• WHAT TO PRODUCE
Copy the listing below verbatim, reproducing every line in its original order with no changes.

• STORED DATA
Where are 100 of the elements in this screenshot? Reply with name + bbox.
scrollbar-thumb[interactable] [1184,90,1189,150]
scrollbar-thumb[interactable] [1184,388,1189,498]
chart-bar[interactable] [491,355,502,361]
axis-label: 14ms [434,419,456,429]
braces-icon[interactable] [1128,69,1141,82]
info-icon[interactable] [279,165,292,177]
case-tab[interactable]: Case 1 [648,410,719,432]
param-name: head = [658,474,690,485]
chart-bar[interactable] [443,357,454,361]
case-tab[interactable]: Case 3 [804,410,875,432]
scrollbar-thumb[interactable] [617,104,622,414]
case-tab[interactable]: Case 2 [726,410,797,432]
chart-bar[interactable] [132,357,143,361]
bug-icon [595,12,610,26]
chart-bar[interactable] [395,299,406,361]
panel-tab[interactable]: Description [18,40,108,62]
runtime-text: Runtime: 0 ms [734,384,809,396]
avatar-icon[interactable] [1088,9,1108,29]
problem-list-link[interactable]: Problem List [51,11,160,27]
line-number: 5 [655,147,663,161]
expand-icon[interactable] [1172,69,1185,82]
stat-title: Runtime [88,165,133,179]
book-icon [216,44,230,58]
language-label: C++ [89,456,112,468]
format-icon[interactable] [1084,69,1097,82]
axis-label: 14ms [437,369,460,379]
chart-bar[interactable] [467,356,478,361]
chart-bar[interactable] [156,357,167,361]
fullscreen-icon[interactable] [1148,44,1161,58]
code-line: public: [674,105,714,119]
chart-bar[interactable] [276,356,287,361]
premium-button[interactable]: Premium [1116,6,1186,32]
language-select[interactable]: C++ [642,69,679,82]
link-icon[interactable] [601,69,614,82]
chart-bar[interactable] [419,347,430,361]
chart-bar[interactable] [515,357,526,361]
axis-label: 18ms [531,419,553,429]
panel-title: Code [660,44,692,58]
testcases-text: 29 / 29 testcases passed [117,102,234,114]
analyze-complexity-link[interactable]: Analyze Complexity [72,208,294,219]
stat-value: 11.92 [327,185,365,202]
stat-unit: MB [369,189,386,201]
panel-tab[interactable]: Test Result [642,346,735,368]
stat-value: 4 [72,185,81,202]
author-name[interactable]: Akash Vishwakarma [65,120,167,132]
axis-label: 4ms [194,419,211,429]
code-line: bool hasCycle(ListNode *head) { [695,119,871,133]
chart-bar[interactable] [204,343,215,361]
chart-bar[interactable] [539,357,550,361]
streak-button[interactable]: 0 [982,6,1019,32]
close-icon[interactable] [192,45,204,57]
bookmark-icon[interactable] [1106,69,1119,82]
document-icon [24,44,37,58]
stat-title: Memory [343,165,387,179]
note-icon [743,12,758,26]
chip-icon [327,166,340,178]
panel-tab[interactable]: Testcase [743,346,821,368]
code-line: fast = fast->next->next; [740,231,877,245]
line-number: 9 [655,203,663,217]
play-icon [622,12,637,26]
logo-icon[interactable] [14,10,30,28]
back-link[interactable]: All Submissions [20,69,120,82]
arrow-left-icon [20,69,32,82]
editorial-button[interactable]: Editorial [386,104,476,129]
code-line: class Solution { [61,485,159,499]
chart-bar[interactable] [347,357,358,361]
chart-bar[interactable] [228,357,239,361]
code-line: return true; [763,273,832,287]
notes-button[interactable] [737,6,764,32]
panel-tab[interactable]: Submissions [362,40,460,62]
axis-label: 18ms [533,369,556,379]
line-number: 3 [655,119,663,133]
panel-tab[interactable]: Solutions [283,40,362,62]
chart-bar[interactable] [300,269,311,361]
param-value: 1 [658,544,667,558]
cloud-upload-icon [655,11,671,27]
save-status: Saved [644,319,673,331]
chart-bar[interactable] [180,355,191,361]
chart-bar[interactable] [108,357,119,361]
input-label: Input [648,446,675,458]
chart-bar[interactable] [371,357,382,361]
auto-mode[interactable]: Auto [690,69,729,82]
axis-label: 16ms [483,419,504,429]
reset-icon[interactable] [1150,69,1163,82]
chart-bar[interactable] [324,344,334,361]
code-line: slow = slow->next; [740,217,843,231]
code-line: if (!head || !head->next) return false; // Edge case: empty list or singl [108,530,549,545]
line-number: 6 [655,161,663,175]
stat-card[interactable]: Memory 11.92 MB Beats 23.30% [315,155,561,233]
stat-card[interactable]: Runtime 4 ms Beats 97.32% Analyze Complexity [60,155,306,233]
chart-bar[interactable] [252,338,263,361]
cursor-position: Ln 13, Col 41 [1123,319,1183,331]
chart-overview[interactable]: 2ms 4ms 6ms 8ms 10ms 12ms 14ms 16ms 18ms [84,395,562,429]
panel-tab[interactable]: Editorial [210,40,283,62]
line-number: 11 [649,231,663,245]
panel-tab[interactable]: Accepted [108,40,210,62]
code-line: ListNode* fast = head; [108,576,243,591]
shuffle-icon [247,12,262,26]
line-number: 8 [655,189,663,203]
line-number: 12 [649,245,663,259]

• FINISHED ANSWER
Where are 100 of the elements in this screenshot? Reply with name + bbox.
scrollbar-thumb[interactable] [1184,90,1189,150]
scrollbar-thumb[interactable] [1184,388,1189,498]
chart-bar[interactable] [491,355,502,361]
axis-label: 14ms [434,419,456,429]
braces-icon[interactable] [1128,69,1141,82]
info-icon[interactable] [279,165,292,177]
case-tab[interactable]: Case 1 [648,410,719,432]
param-name: head = [658,474,690,485]
chart-bar[interactable] [443,357,454,361]
case-tab[interactable]: Case 3 [804,410,875,432]
scrollbar-thumb[interactable] [617,104,622,414]
case-tab[interactable]: Case 2 [726,410,797,432]
chart-bar[interactable] [132,357,143,361]
bug-icon [595,12,610,26]
chart-bar[interactable] [395,299,406,361]
panel-tab[interactable]: Description [18,40,108,62]
runtime-text: Runtime: 0 ms [734,384,809,396]
avatar-icon[interactable] [1088,9,1108,29]
problem-list-link[interactable]: Problem List [51,11,160,27]
line-number: 5 [655,147,663,161]
expand-icon[interactable] [1172,69,1185,82]
stat-title: Runtime [88,165,133,179]
book-icon [216,44,230,58]
language-label: C++ [89,456,112,468]
format-icon[interactable] [1084,69,1097,82]
axis-label: 14ms [437,369,460,379]
chart-bar[interactable] [467,356,478,361]
chart-bar[interactable] [156,357,167,361]
fullscreen-icon[interactable] [1148,44,1161,58]
code-line: public: [674,105,714,119]
chart-bar[interactable] [276,356,287,361]
premium-button[interactable]: Premium [1116,6,1186,32]
language-select[interactable]: C++ [642,69,679,82]
link-icon[interactable] [601,69,614,82]
chart-bar[interactable] [419,347,430,361]
chart-bar[interactable] [515,357,526,361]
axis-label: 18ms [531,419,553,429]
panel-title: Code [660,44,692,58]
testcases-text: 29 / 29 testcases passed [117,102,234,114]
analyze-complexity-link[interactable]: Analyze Complexity [72,208,294,219]
stat-value: 11.92 [327,185,365,202]
stat-unit: MB [369,189,386,201]
panel-tab[interactable]: Test Result [642,346,735,368]
stat-value: 4 [72,185,81,202]
author-name[interactable]: Akash Vishwakarma [65,120,167,132]
axis-label: 4ms [194,419,211,429]
code-line: bool hasCycle(ListNode *head) { [695,119,871,133]
chart-bar[interactable] [204,343,215,361]
chart-bar[interactable] [539,357,550,361]
streak-button[interactable]: 0 [982,6,1019,32]
close-icon[interactable] [192,45,204,57]
bookmark-icon[interactable] [1106,69,1119,82]
document-icon [24,44,37,58]
stat-title: Memory [343,165,387,179]
note-icon [743,12,758,26]
chip-icon [327,166,340,178]
panel-tab[interactable]: Testcase [743,346,821,368]
code-line: fast = fast->next->next; [740,231,877,245]
line-number: 9 [655,203,663,217]
play-icon [622,12,637,26]
logo-icon[interactable] [14,10,30,28]
back-link[interactable]: All Submissions [20,69,120,82]
arrow-left-icon [20,69,32,82]
editorial-button[interactable]: Editorial [386,104,476,129]
code-line: class Solution { [61,485,159,499]
chart-bar[interactable] [347,357,358,361]
chart-bar[interactable] [228,357,239,361]
code-line: return true; [763,273,832,287]
notes-button[interactable] [737,6,764,32]
panel-tab[interactable]: Submissions [362,40,460,62]
axis-label: 18ms [533,369,556,379]
line-number: 3 [655,119,663,133]
panel-tab[interactable]: Solutions [283,40,362,62]
chart-bar[interactable] [300,269,311,361]
param-value: 1 [658,544,667,558]
cloud-upload-icon [655,11,671,27]
save-status: Saved [644,319,673,331]
chart-bar[interactable] [180,355,191,361]
chart-bar[interactable] [108,357,119,361]
input-label: Input [648,446,675,458]
chart-bar[interactable] [371,357,382,361]
auto-mode[interactable]: Auto [690,69,729,82]
axis-label: 16ms [483,419,504,429]
reset-icon[interactable] [1150,69,1163,82]
chart-bar[interactable] [324,344,334,361]
code-line: slow = slow->next; [740,217,843,231]
code-line: if (!head || !head->next) return false; // Edge case: empty list or singl [108,530,549,545]
line-number: 6 [655,161,663,175]
stat-card[interactable]: Memory 11.92 MB Beats 23.30% [315,155,561,233]
stat-card[interactable]: Runtime 4 ms Beats 97.32% Analyze Complexity [60,155,306,233]
chart-bar[interactable] [252,338,263,361]
cursor-position: Ln 13, Col 41 [1123,319,1183,331]
chart-overview[interactable]: 2ms 4ms 6ms 8ms 10ms 12ms 14ms 16ms 18ms [84,395,562,429]
panel-tab[interactable]: Editorial [210,40,283,62]
line-number: 11 [649,231,663,245]
panel-tab[interactable]: Accepted [108,40,210,62]
code-line: ListNode* fast = head; [108,576,243,591]
shuffle-icon [247,12,262,26]
line-number: 8 [655,189,663,203]
line-number: 12 [649,245,663,259]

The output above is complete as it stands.